Some records
::::::::

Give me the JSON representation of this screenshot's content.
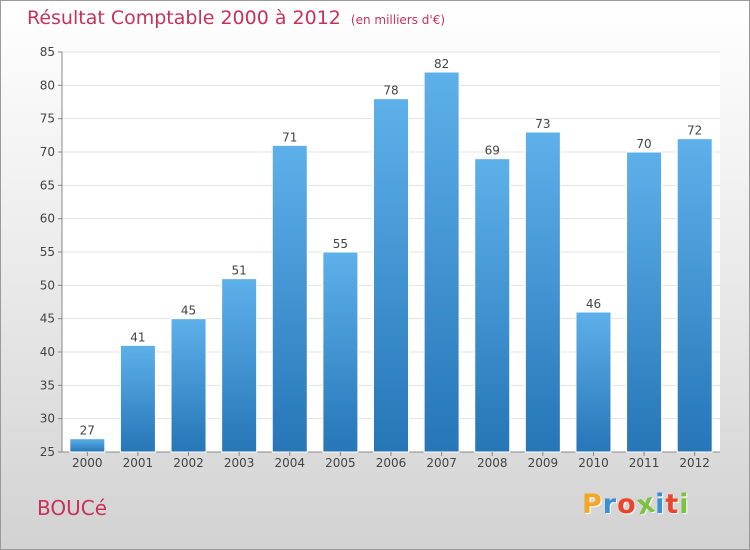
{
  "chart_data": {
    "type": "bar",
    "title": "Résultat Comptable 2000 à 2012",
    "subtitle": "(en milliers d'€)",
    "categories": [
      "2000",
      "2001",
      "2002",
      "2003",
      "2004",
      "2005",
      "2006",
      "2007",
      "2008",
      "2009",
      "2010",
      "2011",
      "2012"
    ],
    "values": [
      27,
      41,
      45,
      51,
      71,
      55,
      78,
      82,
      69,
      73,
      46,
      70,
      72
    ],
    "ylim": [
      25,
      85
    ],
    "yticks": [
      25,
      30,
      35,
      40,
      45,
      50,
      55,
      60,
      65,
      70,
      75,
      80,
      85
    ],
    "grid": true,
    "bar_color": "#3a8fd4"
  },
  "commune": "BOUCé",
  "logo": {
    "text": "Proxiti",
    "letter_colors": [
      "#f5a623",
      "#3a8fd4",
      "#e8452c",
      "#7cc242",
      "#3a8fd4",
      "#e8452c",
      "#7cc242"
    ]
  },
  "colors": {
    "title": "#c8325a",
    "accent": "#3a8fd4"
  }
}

::::::::

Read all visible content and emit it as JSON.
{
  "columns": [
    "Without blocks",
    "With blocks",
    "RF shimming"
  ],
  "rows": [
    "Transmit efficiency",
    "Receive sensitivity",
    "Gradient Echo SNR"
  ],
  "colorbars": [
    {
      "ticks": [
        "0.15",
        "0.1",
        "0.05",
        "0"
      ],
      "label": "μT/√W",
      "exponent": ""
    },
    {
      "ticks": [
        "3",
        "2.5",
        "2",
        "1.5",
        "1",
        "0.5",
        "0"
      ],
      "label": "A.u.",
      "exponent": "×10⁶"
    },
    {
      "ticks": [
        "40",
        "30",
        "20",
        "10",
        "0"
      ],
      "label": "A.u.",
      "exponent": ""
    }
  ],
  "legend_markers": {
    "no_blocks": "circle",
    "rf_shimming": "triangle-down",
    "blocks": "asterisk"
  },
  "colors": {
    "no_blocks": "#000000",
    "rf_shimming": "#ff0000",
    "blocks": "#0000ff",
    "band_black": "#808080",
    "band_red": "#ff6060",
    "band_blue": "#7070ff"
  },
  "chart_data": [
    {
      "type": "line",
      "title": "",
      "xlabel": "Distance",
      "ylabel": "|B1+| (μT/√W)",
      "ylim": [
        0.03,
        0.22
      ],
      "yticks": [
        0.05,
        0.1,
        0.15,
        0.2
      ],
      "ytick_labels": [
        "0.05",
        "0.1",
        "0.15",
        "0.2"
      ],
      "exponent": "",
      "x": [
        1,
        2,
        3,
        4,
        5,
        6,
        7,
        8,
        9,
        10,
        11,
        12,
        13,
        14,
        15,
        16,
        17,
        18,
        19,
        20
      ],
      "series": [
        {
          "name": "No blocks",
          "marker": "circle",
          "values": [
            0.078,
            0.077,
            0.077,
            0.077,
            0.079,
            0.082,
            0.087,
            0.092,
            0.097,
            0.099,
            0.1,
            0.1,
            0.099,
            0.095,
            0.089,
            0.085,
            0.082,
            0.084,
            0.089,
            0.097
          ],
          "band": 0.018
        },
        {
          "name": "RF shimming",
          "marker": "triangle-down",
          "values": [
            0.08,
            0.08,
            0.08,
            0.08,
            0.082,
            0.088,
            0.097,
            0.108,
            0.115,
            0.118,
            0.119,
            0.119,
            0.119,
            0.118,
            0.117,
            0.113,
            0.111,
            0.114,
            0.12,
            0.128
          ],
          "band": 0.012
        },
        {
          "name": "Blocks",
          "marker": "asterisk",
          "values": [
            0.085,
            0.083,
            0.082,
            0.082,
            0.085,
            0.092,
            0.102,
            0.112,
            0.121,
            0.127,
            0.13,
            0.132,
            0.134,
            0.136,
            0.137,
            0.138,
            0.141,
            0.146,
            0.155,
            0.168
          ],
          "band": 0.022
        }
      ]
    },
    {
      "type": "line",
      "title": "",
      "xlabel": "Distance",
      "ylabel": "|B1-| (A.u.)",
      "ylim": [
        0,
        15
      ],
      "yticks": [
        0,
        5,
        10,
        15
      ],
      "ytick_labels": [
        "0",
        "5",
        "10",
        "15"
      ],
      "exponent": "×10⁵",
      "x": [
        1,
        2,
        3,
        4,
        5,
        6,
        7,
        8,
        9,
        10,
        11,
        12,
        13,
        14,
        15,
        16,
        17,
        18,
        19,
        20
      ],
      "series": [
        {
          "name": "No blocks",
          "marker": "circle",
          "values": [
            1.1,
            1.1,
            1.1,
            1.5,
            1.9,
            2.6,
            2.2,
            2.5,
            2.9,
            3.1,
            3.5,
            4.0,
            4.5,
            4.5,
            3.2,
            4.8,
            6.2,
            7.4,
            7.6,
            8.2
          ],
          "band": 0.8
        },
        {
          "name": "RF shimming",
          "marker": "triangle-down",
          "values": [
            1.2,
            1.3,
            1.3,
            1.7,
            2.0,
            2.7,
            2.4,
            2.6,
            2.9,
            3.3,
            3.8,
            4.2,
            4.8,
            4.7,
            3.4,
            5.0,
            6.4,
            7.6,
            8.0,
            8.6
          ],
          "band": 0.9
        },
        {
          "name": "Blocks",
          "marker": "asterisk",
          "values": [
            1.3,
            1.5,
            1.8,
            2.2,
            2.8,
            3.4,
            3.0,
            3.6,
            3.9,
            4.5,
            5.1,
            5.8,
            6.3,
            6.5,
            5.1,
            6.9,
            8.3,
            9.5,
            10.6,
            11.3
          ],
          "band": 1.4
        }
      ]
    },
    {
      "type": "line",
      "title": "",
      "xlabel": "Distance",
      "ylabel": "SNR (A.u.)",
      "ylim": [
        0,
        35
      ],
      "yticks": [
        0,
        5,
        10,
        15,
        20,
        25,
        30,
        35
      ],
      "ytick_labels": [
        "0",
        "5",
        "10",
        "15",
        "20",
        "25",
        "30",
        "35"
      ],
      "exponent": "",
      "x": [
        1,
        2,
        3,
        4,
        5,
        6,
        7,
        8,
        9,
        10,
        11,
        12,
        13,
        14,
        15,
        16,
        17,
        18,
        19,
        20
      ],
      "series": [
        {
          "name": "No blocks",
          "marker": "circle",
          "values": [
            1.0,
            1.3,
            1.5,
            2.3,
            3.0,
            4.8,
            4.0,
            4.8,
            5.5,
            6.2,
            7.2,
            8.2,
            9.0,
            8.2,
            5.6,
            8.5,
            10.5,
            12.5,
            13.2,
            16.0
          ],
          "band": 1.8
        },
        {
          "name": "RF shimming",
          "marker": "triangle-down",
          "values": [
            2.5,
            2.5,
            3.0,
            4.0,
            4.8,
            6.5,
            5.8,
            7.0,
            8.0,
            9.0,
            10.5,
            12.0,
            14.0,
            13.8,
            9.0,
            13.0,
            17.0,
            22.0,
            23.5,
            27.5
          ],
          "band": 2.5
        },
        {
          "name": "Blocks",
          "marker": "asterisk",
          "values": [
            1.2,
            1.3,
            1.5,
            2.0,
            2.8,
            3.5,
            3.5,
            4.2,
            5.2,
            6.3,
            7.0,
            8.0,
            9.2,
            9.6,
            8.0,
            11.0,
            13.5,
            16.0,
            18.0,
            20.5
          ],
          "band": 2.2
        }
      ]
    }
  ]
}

::::::::

## Directions for this task
From the records above, pick out and copy each line holding the word "JSON".

## Complete response
Give me the JSON representation of this screenshot's content.
Read all visible content and emit it as JSON.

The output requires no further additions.